Rows from a dataset:
########

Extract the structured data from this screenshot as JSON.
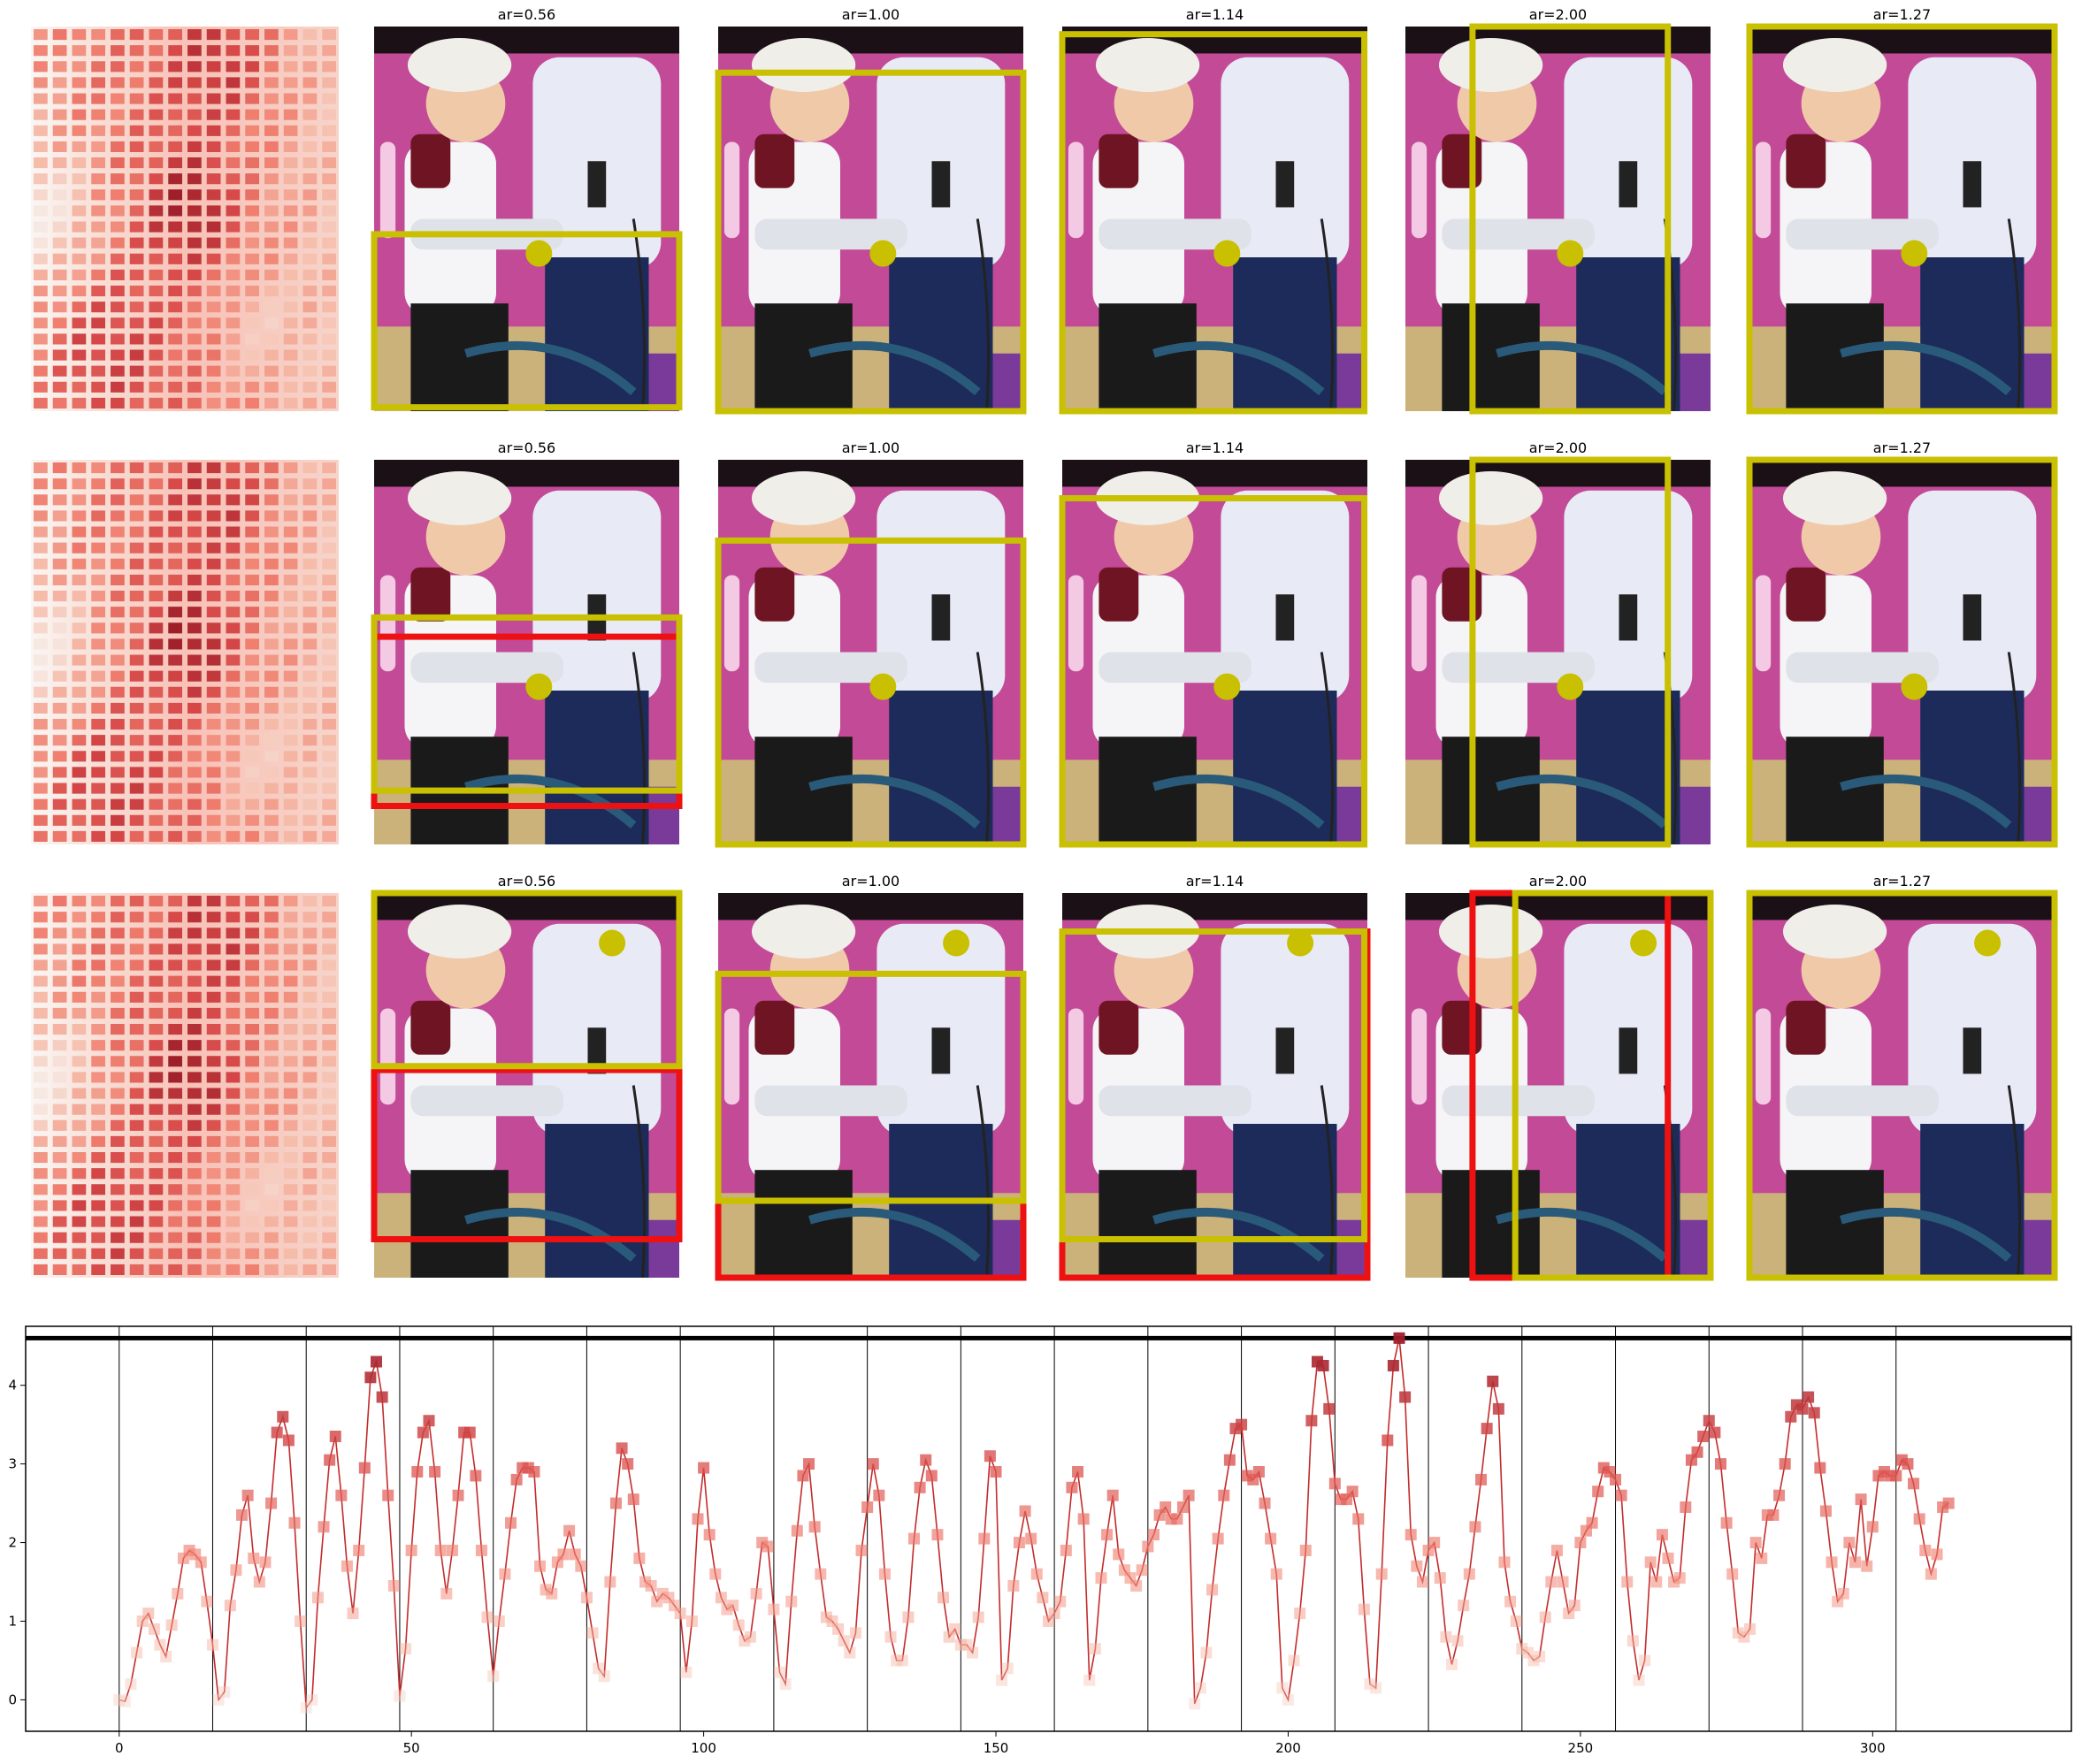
{
  "colors": {
    "heat_low": "#f6e8e2",
    "heat_mid": "#f08070",
    "heat_high": "#9e1f2a",
    "box_yellow": "#c8c000",
    "box_red": "#ee1111",
    "dot_yellow": "#c8c000",
    "magenta_bg": "#c24a96",
    "line_red": "#cc2222"
  },
  "rows": [
    {
      "panels": [
        {
          "title": "ar=0.56",
          "yellow": [
            [
              0.0,
              0.54,
              1.0,
              0.99
            ]
          ],
          "red": [],
          "dot": [
            0.54,
            0.59
          ]
        },
        {
          "title": "ar=1.00",
          "yellow": [
            [
              0.0,
              0.12,
              1.0,
              1.0
            ]
          ],
          "red": [],
          "dot": [
            0.54,
            0.59
          ]
        },
        {
          "title": "ar=1.14",
          "yellow": [
            [
              0.0,
              0.02,
              0.99,
              1.0
            ]
          ],
          "red": [],
          "dot": [
            0.54,
            0.59
          ]
        },
        {
          "title": "ar=2.00",
          "yellow": [
            [
              0.22,
              0.0,
              0.86,
              1.0
            ]
          ],
          "red": [],
          "dot": [
            0.54,
            0.59
          ]
        },
        {
          "title": "ar=1.27",
          "yellow": [
            [
              0.0,
              0.0,
              1.0,
              1.0
            ]
          ],
          "red": [],
          "dot": [
            0.54,
            0.59
          ]
        }
      ]
    },
    {
      "panels": [
        {
          "title": "ar=0.56",
          "yellow": [
            [
              0.0,
              0.41,
              1.0,
              0.86
            ]
          ],
          "red": [
            [
              0.0,
              0.46,
              1.0,
              0.9
            ]
          ],
          "dot": [
            0.54,
            0.59
          ]
        },
        {
          "title": "ar=1.00",
          "yellow": [
            [
              0.0,
              0.21,
              1.0,
              1.0
            ]
          ],
          "red": [],
          "dot": [
            0.54,
            0.59
          ]
        },
        {
          "title": "ar=1.14",
          "yellow": [
            [
              0.0,
              0.1,
              0.99,
              1.0
            ]
          ],
          "red": [],
          "dot": [
            0.54,
            0.59
          ]
        },
        {
          "title": "ar=2.00",
          "yellow": [
            [
              0.22,
              0.0,
              0.86,
              1.0
            ]
          ],
          "red": [],
          "dot": [
            0.54,
            0.59
          ]
        },
        {
          "title": "ar=1.27",
          "yellow": [
            [
              0.0,
              0.0,
              1.0,
              1.0
            ]
          ],
          "red": [],
          "dot": [
            0.54,
            0.59
          ]
        }
      ]
    },
    {
      "panels": [
        {
          "title": "ar=0.56",
          "yellow": [
            [
              0.0,
              0.0,
              1.0,
              0.45
            ]
          ],
          "red": [
            [
              0.0,
              0.46,
              1.0,
              0.9
            ]
          ],
          "dot": [
            0.78,
            0.13
          ]
        },
        {
          "title": "ar=1.00",
          "yellow": [
            [
              0.0,
              0.21,
              1.0,
              0.8
            ]
          ],
          "red": [
            [
              0.0,
              0.8,
              1.0,
              1.0
            ]
          ],
          "dot": [
            0.78,
            0.13
          ]
        },
        {
          "title": "ar=1.14",
          "yellow": [
            [
              0.0,
              0.1,
              0.99,
              0.9
            ]
          ],
          "red": [
            [
              0.0,
              0.1,
              1.0,
              1.0
            ]
          ],
          "dot": [
            0.78,
            0.13
          ]
        },
        {
          "title": "ar=2.00",
          "yellow": [
            [
              0.36,
              0.0,
              1.0,
              1.0
            ]
          ],
          "red": [
            [
              0.22,
              0.0,
              0.86,
              1.0
            ]
          ],
          "dot": [
            0.78,
            0.13
          ]
        },
        {
          "title": "ar=1.27",
          "yellow": [
            [
              0.0,
              0.0,
              1.0,
              1.0
            ]
          ],
          "red": [],
          "dot": [
            0.78,
            0.13
          ]
        }
      ]
    }
  ],
  "chart_data": {
    "type": "line",
    "xlim": [
      -16,
      334
    ],
    "ylim": [
      -0.4,
      4.75
    ],
    "x_ticks": [
      0,
      50,
      100,
      150,
      200,
      250,
      300
    ],
    "y_ticks": [
      0,
      1,
      2,
      3,
      4
    ],
    "x_tick_labels": [
      "0",
      "50",
      "100",
      "150",
      "200",
      "250",
      "300"
    ],
    "y_tick_labels": [
      "0",
      "1",
      "2",
      "3",
      "4"
    ],
    "vlines": [
      0,
      16,
      32,
      48,
      64,
      80,
      96,
      112,
      128,
      144,
      160,
      176,
      192,
      208,
      224,
      240,
      256,
      272,
      288,
      304
    ],
    "hline": 4.6,
    "grid": false,
    "series": [
      {
        "values": [
          0.0,
          -0.02,
          0.2,
          0.6,
          1.0,
          1.1,
          0.9,
          0.7,
          0.55,
          0.95,
          1.35,
          1.8,
          1.9,
          1.85,
          1.75,
          1.25,
          0.7,
          0.0,
          0.1,
          1.2,
          1.65,
          2.35,
          2.6,
          1.8,
          1.5,
          1.75,
          2.5,
          3.4,
          3.6,
          3.3,
          2.25,
          1.0,
          -0.1,
          0.0,
          1.3,
          2.2,
          3.05,
          3.35,
          2.6,
          1.7,
          1.1,
          1.9,
          2.95,
          4.1,
          4.3,
          3.85,
          2.6,
          1.45,
          0.05,
          0.65,
          1.9,
          2.9,
          3.4,
          3.55,
          2.9,
          1.9,
          1.35,
          1.9,
          2.6,
          3.4,
          3.4,
          2.85,
          1.9,
          1.05,
          0.3,
          1.0,
          1.6,
          2.25,
          2.8,
          2.95,
          2.95,
          2.9,
          1.7,
          1.4,
          1.35,
          1.75,
          1.85,
          2.15,
          1.85,
          1.7,
          1.3,
          0.85,
          0.4,
          0.3,
          1.5,
          2.5,
          3.2,
          3.0,
          2.55,
          1.8,
          1.5,
          1.45,
          1.25,
          1.35,
          1.3,
          1.2,
          1.1,
          0.35,
          1.0,
          2.3,
          2.95,
          2.1,
          1.6,
          1.3,
          1.15,
          1.2,
          0.95,
          0.75,
          0.8,
          1.35,
          2.0,
          1.95,
          1.15,
          0.35,
          0.2,
          1.25,
          2.15,
          2.85,
          3.0,
          2.2,
          1.6,
          1.05,
          1.0,
          0.9,
          0.75,
          0.6,
          0.85,
          1.9,
          2.45,
          3.0,
          2.6,
          1.6,
          0.8,
          0.5,
          0.5,
          1.05,
          2.05,
          2.7,
          3.05,
          2.85,
          2.1,
          1.3,
          0.8,
          0.9,
          0.7,
          0.7,
          0.6,
          1.05,
          2.05,
          3.1,
          2.9,
          0.25,
          0.4,
          1.45,
          2.0,
          2.4,
          2.05,
          1.6,
          1.3,
          1.0,
          1.1,
          1.25,
          1.9,
          2.7,
          2.9,
          2.3,
          0.25,
          0.65,
          1.55,
          2.1,
          2.6,
          1.85,
          1.65,
          1.55,
          1.45,
          1.65,
          1.95,
          2.1,
          2.35,
          2.45,
          2.3,
          2.3,
          2.45,
          2.6,
          -0.05,
          0.15,
          0.6,
          1.4,
          2.05,
          2.6,
          3.05,
          3.45,
          3.5,
          2.85,
          2.8,
          2.9,
          2.5,
          2.05,
          1.6,
          0.15,
          0.0,
          0.5,
          1.1,
          1.9,
          3.55,
          4.3,
          4.25,
          3.7,
          2.75,
          2.55,
          2.55,
          2.65,
          2.3,
          1.15,
          0.2,
          0.15,
          1.6,
          3.3,
          4.25,
          4.6,
          3.85,
          2.1,
          1.7,
          1.5,
          1.9,
          2.0,
          1.55,
          0.8,
          0.45,
          0.75,
          1.2,
          1.6,
          2.2,
          2.8,
          3.45,
          4.05,
          3.7,
          1.75,
          1.25,
          1.0,
          0.65,
          0.6,
          0.5,
          0.55,
          1.05,
          1.5,
          1.9,
          1.5,
          1.1,
          1.2,
          2.0,
          2.15,
          2.25,
          2.65,
          2.95,
          2.9,
          2.8,
          2.6,
          1.5,
          0.75,
          0.25,
          0.5,
          1.75,
          1.5,
          2.1,
          1.8,
          1.5,
          1.55,
          2.45,
          3.05,
          3.15,
          3.35,
          3.55,
          3.4,
          3.0,
          2.25,
          1.6,
          0.85,
          0.8,
          0.9,
          2.0,
          1.8,
          2.35,
          2.35,
          2.6,
          3.0,
          3.6,
          3.75,
          3.7,
          3.85,
          3.65,
          2.95,
          2.4,
          1.75,
          1.25,
          1.35,
          2.0,
          1.75,
          2.55,
          1.7,
          2.2,
          2.85,
          2.9,
          2.85,
          2.85,
          3.05,
          3.0,
          2.75,
          2.3,
          1.9,
          1.6,
          1.85,
          2.45,
          2.5
        ]
      }
    ]
  }
}
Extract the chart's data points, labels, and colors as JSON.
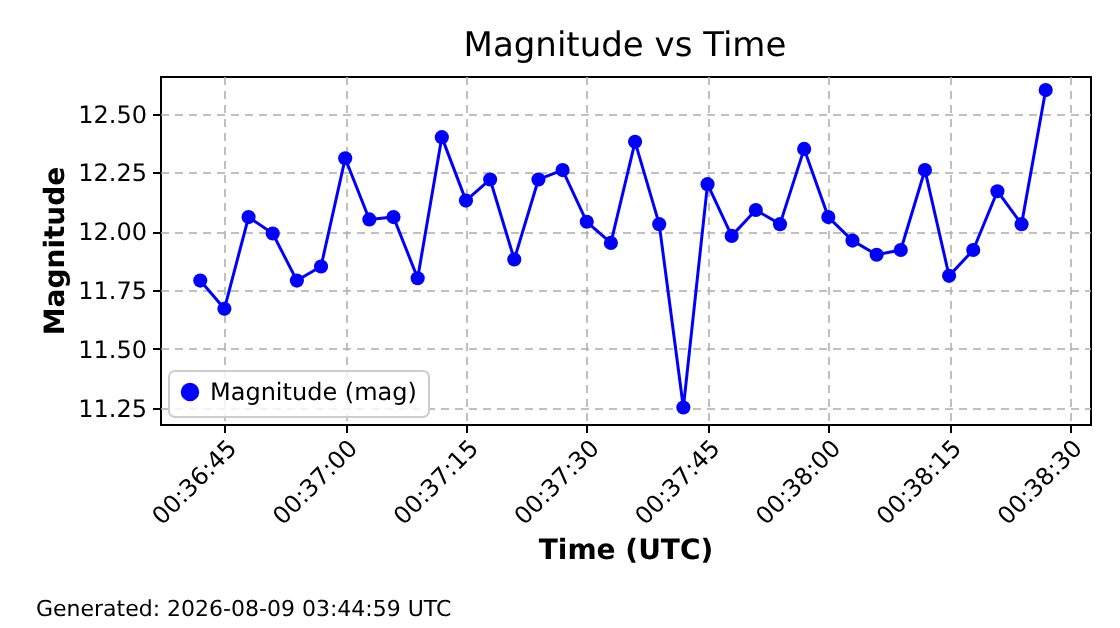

########

**Work to complete**
In the entries above, some lines may contain the string "Extract"; report how many, without additional comment.

**Output**
2